RECORDS FOR THE EXERCISE

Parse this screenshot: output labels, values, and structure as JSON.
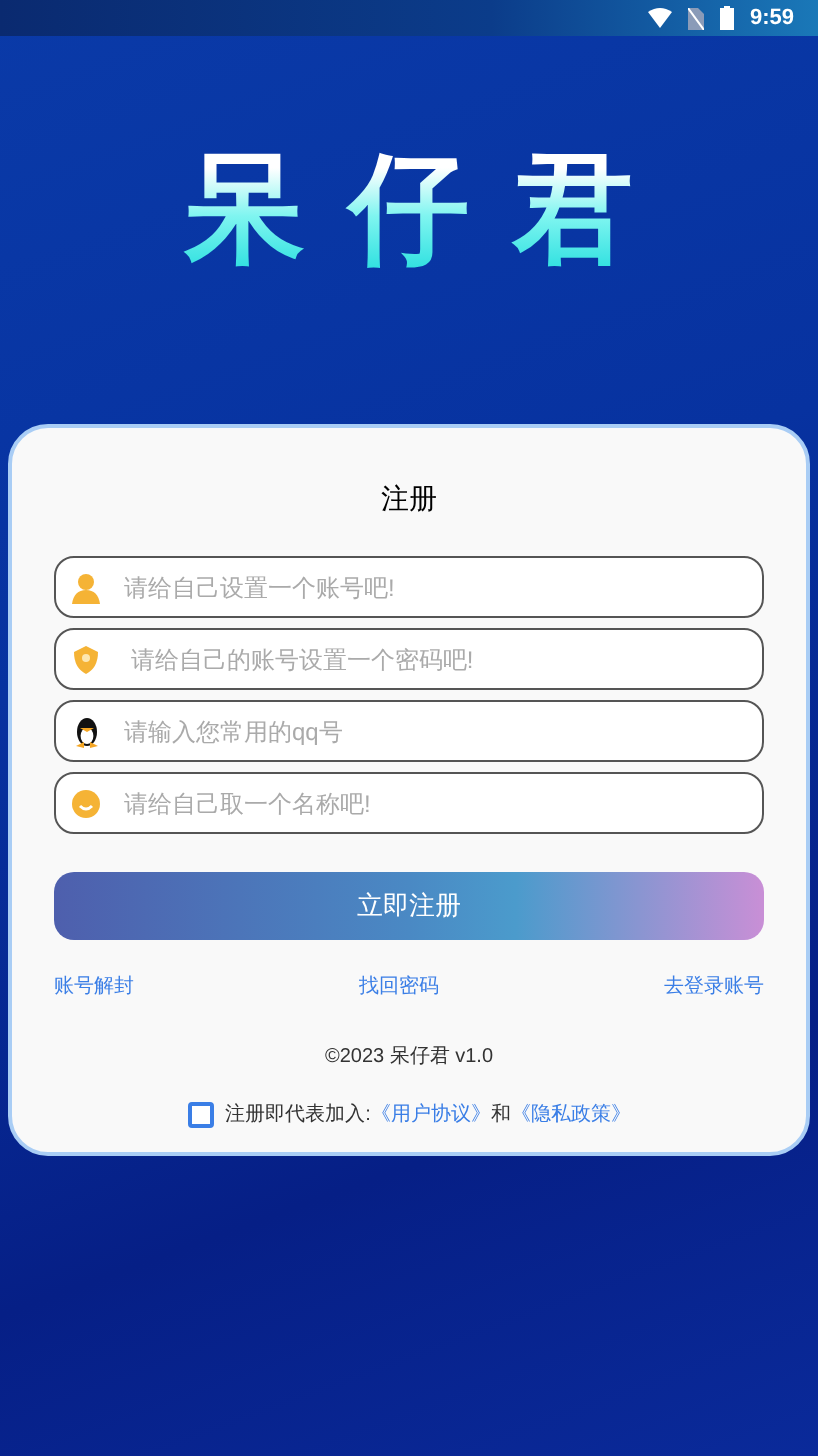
{
  "status_bar": {
    "time": "9:59"
  },
  "logo": {
    "text": "呆仔君"
  },
  "card": {
    "title": "注册",
    "fields": [
      {
        "kind": "user",
        "placeholder": "请给自己设置一个账号吧!"
      },
      {
        "kind": "lock",
        "placeholder": " 请给自己的账号设置一个密码吧!"
      },
      {
        "kind": "qq",
        "placeholder": "请输入您常用的qq号"
      },
      {
        "kind": "name",
        "placeholder": "请给自己取一个名称吧!"
      }
    ],
    "submit": "立即注册",
    "links": [
      "账号解封",
      "找回密码",
      "去登录账号"
    ],
    "copyright": "©2023 呆仔君 v1.0",
    "agreement": {
      "checked": false,
      "prefix": "注册即代表加入:",
      "terms": "《用户协议》",
      "conjunction": "和",
      "privacy": "《隐私政策》"
    }
  }
}
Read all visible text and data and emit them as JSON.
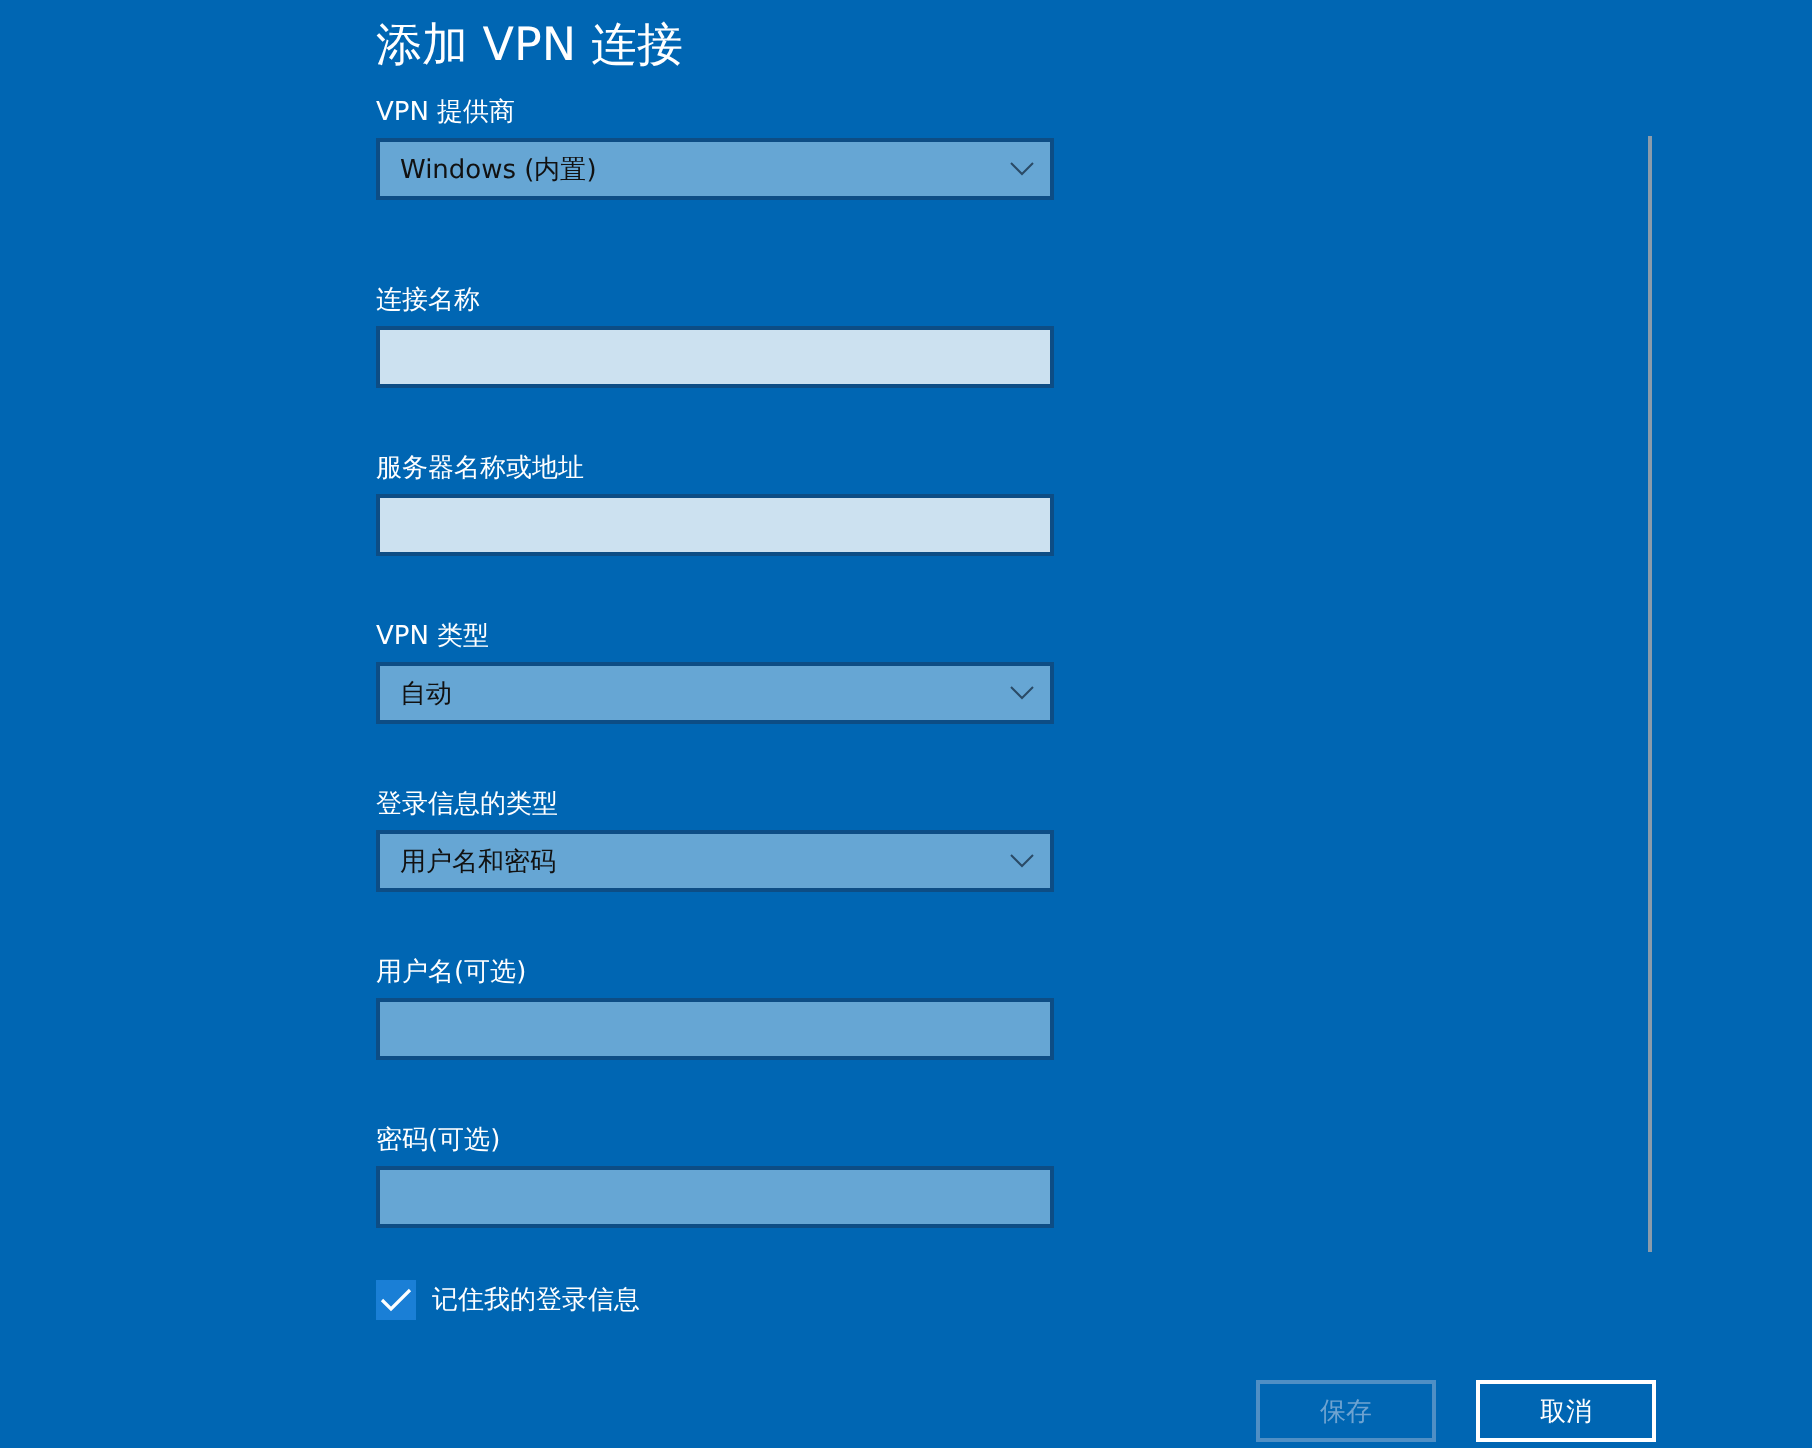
{
  "title": "添加 VPN 连接",
  "fields": [
    {
      "label": "VPN 提供商",
      "kind": "dropdown",
      "value": "Windows (内置)",
      "active": false
    },
    {
      "label": "连接名称",
      "kind": "text",
      "active": true
    },
    {
      "label": "服务器名称或地址",
      "kind": "text",
      "active": true
    },
    {
      "label": "VPN 类型",
      "kind": "dropdown",
      "value": "自动",
      "active": false
    },
    {
      "label": "登录信息的类型",
      "kind": "dropdown",
      "value": "用户名和密码",
      "active": false
    },
    {
      "label": "用户名(可选)",
      "kind": "text",
      "active": false
    },
    {
      "label": "密码(可选)",
      "kind": "text",
      "active": false
    }
  ],
  "remember": {
    "label": "记住我的登录信息",
    "checked": true
  },
  "buttons": [
    {
      "label": "保存",
      "disabled": true
    },
    {
      "label": "取消",
      "disabled": false
    }
  ]
}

EXERCISE DIRECTIONS
Identify each line in the records above that contains the word "placeholder", and copy it out in full.

ANSWER FOR THE TASK
        "placeholder": "请给自己设置一个账号吧!"
        "placeholder": " 请给自己的账号设置一个密码吧!"
        "placeholder": "请输入您常用的qq号"
        "placeholder": "请给自己取一个名称吧!"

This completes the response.